● **Required task**
Write out the listing in full, matching it word for word.

● **Listed records**
◆ ◆ ◆ ◆

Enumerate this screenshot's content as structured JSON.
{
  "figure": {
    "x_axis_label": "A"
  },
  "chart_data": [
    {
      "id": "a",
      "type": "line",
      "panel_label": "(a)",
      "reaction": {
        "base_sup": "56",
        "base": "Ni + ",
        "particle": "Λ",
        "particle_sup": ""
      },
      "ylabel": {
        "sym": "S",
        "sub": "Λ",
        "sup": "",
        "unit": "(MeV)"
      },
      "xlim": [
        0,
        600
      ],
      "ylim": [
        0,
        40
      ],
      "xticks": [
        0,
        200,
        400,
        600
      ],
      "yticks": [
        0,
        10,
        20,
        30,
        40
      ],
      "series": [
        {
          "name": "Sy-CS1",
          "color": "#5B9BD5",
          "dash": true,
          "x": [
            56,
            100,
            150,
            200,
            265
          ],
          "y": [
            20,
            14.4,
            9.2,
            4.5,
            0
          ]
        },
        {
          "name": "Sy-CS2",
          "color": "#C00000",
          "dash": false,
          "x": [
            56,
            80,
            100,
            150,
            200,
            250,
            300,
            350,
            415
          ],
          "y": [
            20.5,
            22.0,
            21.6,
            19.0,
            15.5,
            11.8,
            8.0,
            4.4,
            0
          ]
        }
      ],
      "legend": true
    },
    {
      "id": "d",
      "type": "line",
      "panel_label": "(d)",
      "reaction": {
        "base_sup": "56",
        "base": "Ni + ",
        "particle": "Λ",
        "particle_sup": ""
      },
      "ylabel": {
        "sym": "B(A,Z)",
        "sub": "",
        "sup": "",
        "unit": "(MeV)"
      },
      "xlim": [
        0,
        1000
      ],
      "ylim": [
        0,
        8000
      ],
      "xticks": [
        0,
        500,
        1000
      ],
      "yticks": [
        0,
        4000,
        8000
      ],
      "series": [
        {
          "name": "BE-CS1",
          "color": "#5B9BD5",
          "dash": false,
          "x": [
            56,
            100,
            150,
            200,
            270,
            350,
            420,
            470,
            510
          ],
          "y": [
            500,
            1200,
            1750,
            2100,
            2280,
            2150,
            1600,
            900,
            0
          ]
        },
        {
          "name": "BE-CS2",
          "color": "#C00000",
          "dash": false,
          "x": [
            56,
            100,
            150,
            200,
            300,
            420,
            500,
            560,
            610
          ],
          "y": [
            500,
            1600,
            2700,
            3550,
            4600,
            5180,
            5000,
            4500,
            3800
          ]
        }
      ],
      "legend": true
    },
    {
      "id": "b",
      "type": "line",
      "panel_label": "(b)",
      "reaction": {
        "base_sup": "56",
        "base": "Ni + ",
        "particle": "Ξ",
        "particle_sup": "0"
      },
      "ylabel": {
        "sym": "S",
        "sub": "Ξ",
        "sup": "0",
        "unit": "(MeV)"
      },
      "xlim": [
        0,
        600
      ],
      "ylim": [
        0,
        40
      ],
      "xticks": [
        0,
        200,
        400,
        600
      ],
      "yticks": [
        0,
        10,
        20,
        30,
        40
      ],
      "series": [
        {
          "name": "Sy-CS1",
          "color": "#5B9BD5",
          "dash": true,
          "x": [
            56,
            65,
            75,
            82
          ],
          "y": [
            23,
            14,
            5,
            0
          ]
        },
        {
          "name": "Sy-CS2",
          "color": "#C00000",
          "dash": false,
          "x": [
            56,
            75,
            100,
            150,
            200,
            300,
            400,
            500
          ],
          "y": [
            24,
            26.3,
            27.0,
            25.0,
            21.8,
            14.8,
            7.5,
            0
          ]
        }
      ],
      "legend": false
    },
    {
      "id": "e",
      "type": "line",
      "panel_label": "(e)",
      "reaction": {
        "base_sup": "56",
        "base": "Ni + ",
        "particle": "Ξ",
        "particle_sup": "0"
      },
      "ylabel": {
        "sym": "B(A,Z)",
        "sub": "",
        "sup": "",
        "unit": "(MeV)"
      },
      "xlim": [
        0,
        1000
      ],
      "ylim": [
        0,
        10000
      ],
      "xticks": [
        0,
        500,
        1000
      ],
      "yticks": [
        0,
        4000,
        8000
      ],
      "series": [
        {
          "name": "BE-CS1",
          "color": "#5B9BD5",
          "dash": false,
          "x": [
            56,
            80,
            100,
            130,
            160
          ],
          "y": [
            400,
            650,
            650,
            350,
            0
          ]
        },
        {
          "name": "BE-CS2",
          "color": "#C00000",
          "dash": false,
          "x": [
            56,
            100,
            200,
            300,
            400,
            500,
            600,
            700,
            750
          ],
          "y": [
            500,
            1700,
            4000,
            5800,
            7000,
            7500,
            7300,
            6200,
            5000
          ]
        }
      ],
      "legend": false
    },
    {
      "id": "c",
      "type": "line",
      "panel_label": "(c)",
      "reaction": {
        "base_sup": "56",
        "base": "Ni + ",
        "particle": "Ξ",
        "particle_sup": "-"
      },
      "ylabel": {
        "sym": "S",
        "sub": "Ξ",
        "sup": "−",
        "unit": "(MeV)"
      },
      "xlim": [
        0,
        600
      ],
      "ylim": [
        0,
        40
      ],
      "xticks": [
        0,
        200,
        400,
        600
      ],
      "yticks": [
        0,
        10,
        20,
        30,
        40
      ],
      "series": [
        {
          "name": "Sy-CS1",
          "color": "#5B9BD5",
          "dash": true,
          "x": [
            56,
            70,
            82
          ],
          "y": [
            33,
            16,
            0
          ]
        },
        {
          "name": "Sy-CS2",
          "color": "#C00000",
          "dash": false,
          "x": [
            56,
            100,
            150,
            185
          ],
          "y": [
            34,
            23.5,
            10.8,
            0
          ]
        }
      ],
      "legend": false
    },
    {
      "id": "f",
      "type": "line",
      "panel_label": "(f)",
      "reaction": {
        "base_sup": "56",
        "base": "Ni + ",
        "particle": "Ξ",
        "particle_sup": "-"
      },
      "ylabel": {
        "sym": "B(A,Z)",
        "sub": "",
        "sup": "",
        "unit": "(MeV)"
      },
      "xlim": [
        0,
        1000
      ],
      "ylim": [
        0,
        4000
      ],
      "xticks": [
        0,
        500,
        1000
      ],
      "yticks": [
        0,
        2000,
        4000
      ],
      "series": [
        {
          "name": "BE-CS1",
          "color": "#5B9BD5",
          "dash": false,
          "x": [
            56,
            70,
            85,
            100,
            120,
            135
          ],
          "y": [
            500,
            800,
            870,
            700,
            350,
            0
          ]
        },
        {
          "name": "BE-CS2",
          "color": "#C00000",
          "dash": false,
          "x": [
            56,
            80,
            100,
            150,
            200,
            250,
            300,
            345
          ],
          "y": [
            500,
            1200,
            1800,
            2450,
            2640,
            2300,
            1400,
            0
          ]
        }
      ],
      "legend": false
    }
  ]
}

◆ ◆ ◆ ◆

● **Answer to this exercise**
Enumerate this screenshot's content as structured JSON.
{
  "figure": {
    "x_axis_label": "A"
  },
  "chart_data": [
    {
      "id": "a",
      "type": "line",
      "panel_label": "(a)",
      "reaction": {
        "base_sup": "56",
        "base": "Ni + ",
        "particle": "Λ",
        "particle_sup": ""
      },
      "ylabel": {
        "sym": "S",
        "sub": "Λ",
        "sup": "",
        "unit": "(MeV)"
      },
      "xlim": [
        0,
        600
      ],
      "ylim": [
        0,
        40
      ],
      "xticks": [
        0,
        200,
        400,
        600
      ],
      "yticks": [
        0,
        10,
        20,
        30,
        40
      ],
      "series": [
        {
          "name": "Sy-CS1",
          "color": "#5B9BD5",
          "dash": true,
          "x": [
            56,
            100,
            150,
            200,
            265
          ],
          "y": [
            20,
            14.4,
            9.2,
            4.5,
            0
          ]
        },
        {
          "name": "Sy-CS2",
          "color": "#C00000",
          "dash": false,
          "x": [
            56,
            80,
            100,
            150,
            200,
            250,
            300,
            350,
            415
          ],
          "y": [
            20.5,
            22.0,
            21.6,
            19.0,
            15.5,
            11.8,
            8.0,
            4.4,
            0
          ]
        }
      ],
      "legend": true
    },
    {
      "id": "d",
      "type": "line",
      "panel_label": "(d)",
      "reaction": {
        "base_sup": "56",
        "base": "Ni + ",
        "particle": "Λ",
        "particle_sup": ""
      },
      "ylabel": {
        "sym": "B(A,Z)",
        "sub": "",
        "sup": "",
        "unit": "(MeV)"
      },
      "xlim": [
        0,
        1000
      ],
      "ylim": [
        0,
        8000
      ],
      "xticks": [
        0,
        500,
        1000
      ],
      "yticks": [
        0,
        4000,
        8000
      ],
      "series": [
        {
          "name": "BE-CS1",
          "color": "#5B9BD5",
          "dash": false,
          "x": [
            56,
            100,
            150,
            200,
            270,
            350,
            420,
            470,
            510
          ],
          "y": [
            500,
            1200,
            1750,
            2100,
            2280,
            2150,
            1600,
            900,
            0
          ]
        },
        {
          "name": "BE-CS2",
          "color": "#C00000",
          "dash": false,
          "x": [
            56,
            100,
            150,
            200,
            300,
            420,
            500,
            560,
            610
          ],
          "y": [
            500,
            1600,
            2700,
            3550,
            4600,
            5180,
            5000,
            4500,
            3800
          ]
        }
      ],
      "legend": true
    },
    {
      "id": "b",
      "type": "line",
      "panel_label": "(b)",
      "reaction": {
        "base_sup": "56",
        "base": "Ni + ",
        "particle": "Ξ",
        "particle_sup": "0"
      },
      "ylabel": {
        "sym": "S",
        "sub": "Ξ",
        "sup": "0",
        "unit": "(MeV)"
      },
      "xlim": [
        0,
        600
      ],
      "ylim": [
        0,
        40
      ],
      "xticks": [
        0,
        200,
        400,
        600
      ],
      "yticks": [
        0,
        10,
        20,
        30,
        40
      ],
      "series": [
        {
          "name": "Sy-CS1",
          "color": "#5B9BD5",
          "dash": true,
          "x": [
            56,
            65,
            75,
            82
          ],
          "y": [
            23,
            14,
            5,
            0
          ]
        },
        {
          "name": "Sy-CS2",
          "color": "#C00000",
          "dash": false,
          "x": [
            56,
            75,
            100,
            150,
            200,
            300,
            400,
            500
          ],
          "y": [
            24,
            26.3,
            27.0,
            25.0,
            21.8,
            14.8,
            7.5,
            0
          ]
        }
      ],
      "legend": false
    },
    {
      "id": "e",
      "type": "line",
      "panel_label": "(e)",
      "reaction": {
        "base_sup": "56",
        "base": "Ni + ",
        "particle": "Ξ",
        "particle_sup": "0"
      },
      "ylabel": {
        "sym": "B(A,Z)",
        "sub": "",
        "sup": "",
        "unit": "(MeV)"
      },
      "xlim": [
        0,
        1000
      ],
      "ylim": [
        0,
        10000
      ],
      "xticks": [
        0,
        500,
        1000
      ],
      "yticks": [
        0,
        4000,
        8000
      ],
      "series": [
        {
          "name": "BE-CS1",
          "color": "#5B9BD5",
          "dash": false,
          "x": [
            56,
            80,
            100,
            130,
            160
          ],
          "y": [
            400,
            650,
            650,
            350,
            0
          ]
        },
        {
          "name": "BE-CS2",
          "color": "#C00000",
          "dash": false,
          "x": [
            56,
            100,
            200,
            300,
            400,
            500,
            600,
            700,
            750
          ],
          "y": [
            500,
            1700,
            4000,
            5800,
            7000,
            7500,
            7300,
            6200,
            5000
          ]
        }
      ],
      "legend": false
    },
    {
      "id": "c",
      "type": "line",
      "panel_label": "(c)",
      "reaction": {
        "base_sup": "56",
        "base": "Ni + ",
        "particle": "Ξ",
        "particle_sup": "-"
      },
      "ylabel": {
        "sym": "S",
        "sub": "Ξ",
        "sup": "−",
        "unit": "(MeV)"
      },
      "xlim": [
        0,
        600
      ],
      "ylim": [
        0,
        40
      ],
      "xticks": [
        0,
        200,
        400,
        600
      ],
      "yticks": [
        0,
        10,
        20,
        30,
        40
      ],
      "series": [
        {
          "name": "Sy-CS1",
          "color": "#5B9BD5",
          "dash": true,
          "x": [
            56,
            70,
            82
          ],
          "y": [
            33,
            16,
            0
          ]
        },
        {
          "name": "Sy-CS2",
          "color": "#C00000",
          "dash": false,
          "x": [
            56,
            100,
            150,
            185
          ],
          "y": [
            34,
            23.5,
            10.8,
            0
          ]
        }
      ],
      "legend": false
    },
    {
      "id": "f",
      "type": "line",
      "panel_label": "(f)",
      "reaction": {
        "base_sup": "56",
        "base": "Ni + ",
        "particle": "Ξ",
        "particle_sup": "-"
      },
      "ylabel": {
        "sym": "B(A,Z)",
        "sub": "",
        "sup": "",
        "unit": "(MeV)"
      },
      "xlim": [
        0,
        1000
      ],
      "ylim": [
        0,
        4000
      ],
      "xticks": [
        0,
        500,
        1000
      ],
      "yticks": [
        0,
        2000,
        4000
      ],
      "series": [
        {
          "name": "BE-CS1",
          "color": "#5B9BD5",
          "dash": false,
          "x": [
            56,
            70,
            85,
            100,
            120,
            135
          ],
          "y": [
            500,
            800,
            870,
            700,
            350,
            0
          ]
        },
        {
          "name": "BE-CS2",
          "color": "#C00000",
          "dash": false,
          "x": [
            56,
            80,
            100,
            150,
            200,
            250,
            300,
            345
          ],
          "y": [
            500,
            1200,
            1800,
            2450,
            2640,
            2300,
            1400,
            0
          ]
        }
      ],
      "legend": false
    }
  ]
}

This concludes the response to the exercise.